-------- Material for this task --------

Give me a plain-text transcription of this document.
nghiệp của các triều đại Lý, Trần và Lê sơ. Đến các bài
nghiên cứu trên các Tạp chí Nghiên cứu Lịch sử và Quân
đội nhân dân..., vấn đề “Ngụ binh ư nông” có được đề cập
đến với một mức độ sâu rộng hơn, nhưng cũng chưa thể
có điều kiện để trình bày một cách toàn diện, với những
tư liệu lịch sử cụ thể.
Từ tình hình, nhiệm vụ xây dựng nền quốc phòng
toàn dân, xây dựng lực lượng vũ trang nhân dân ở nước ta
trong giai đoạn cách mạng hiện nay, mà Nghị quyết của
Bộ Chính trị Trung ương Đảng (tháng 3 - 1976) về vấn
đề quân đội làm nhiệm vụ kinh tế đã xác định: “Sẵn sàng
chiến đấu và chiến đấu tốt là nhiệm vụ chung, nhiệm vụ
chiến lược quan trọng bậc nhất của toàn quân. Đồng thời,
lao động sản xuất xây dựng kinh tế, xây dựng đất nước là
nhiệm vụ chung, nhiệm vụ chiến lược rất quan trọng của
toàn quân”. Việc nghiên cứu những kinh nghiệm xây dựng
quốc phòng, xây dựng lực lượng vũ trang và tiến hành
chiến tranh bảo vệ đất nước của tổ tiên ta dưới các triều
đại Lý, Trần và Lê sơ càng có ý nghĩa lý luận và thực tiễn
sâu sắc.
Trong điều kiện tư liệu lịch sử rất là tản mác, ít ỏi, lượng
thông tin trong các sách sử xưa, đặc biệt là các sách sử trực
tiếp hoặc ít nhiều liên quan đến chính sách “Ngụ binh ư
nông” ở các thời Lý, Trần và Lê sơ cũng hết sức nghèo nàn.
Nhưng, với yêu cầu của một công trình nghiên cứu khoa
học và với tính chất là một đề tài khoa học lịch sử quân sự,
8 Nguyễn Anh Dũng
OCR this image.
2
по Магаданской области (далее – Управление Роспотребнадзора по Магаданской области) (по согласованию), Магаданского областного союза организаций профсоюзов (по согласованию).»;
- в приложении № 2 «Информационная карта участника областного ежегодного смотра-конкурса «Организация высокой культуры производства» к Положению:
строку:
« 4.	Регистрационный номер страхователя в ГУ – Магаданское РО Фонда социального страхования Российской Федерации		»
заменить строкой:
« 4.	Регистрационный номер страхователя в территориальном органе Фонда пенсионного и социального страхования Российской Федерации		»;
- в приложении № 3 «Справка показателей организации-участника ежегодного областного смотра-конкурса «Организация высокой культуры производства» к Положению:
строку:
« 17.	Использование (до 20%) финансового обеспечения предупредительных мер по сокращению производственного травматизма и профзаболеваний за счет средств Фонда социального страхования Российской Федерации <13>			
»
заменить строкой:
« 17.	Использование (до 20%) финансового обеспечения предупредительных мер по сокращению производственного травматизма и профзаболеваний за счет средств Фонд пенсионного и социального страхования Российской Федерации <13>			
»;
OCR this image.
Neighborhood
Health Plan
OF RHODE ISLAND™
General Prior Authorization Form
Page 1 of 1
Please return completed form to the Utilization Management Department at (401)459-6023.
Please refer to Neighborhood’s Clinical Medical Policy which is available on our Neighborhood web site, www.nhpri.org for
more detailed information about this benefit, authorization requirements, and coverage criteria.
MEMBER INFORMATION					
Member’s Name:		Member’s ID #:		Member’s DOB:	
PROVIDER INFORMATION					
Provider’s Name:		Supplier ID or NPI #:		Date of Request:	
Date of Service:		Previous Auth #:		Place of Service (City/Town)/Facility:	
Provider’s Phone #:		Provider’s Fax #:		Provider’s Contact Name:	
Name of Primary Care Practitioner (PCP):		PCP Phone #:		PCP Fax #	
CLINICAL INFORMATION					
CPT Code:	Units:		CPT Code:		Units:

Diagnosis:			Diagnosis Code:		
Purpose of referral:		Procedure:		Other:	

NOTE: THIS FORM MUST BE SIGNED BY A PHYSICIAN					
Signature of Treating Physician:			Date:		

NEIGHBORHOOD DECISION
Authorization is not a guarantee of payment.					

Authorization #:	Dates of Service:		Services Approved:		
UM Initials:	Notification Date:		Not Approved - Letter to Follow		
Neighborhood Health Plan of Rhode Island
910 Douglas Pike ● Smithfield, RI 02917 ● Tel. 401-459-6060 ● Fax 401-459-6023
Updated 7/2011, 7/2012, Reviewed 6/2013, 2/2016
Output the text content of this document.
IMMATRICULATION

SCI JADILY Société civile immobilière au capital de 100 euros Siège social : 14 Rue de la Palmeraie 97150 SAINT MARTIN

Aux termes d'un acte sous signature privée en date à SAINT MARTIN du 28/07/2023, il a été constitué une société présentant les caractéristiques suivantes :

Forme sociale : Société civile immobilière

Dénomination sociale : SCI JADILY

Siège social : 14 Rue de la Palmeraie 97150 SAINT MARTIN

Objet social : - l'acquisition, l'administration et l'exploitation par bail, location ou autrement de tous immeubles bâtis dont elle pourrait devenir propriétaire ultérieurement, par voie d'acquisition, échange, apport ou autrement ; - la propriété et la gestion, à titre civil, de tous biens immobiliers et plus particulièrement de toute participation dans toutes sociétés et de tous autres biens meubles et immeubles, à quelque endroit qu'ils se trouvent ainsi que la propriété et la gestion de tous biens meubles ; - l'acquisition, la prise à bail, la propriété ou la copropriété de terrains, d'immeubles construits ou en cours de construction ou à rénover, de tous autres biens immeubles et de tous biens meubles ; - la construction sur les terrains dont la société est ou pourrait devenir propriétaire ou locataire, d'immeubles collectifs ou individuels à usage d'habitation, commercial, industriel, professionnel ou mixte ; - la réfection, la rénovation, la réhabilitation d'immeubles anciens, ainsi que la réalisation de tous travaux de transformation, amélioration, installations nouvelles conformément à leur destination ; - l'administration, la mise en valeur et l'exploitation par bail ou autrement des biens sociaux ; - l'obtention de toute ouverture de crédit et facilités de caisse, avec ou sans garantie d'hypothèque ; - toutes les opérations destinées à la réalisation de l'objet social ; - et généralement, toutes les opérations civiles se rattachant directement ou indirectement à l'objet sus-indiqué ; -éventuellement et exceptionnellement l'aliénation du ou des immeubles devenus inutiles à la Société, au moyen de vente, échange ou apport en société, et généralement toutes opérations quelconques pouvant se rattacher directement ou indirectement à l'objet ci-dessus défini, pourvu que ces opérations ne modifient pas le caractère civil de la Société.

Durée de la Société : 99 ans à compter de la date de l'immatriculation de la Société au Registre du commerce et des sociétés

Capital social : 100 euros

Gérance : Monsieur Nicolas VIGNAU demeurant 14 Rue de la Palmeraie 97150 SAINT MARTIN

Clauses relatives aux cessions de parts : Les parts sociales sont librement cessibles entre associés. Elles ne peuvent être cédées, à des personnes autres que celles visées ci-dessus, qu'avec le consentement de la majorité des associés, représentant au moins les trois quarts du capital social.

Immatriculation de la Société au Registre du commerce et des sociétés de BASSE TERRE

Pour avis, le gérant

--------

Scan the lines for the string "ежегодного". Pick out every line that has it.

## Problem solution
- в приложении № 2 «Информационная карта участника областного ежегодного смотра-конкурса «Организация высокой культуры производства» к Положению:
- в приложении № 3 «Справка показателей организации-участника ежегодного областного смотра-конкурса «Организация высокой культуры производства» к Положению:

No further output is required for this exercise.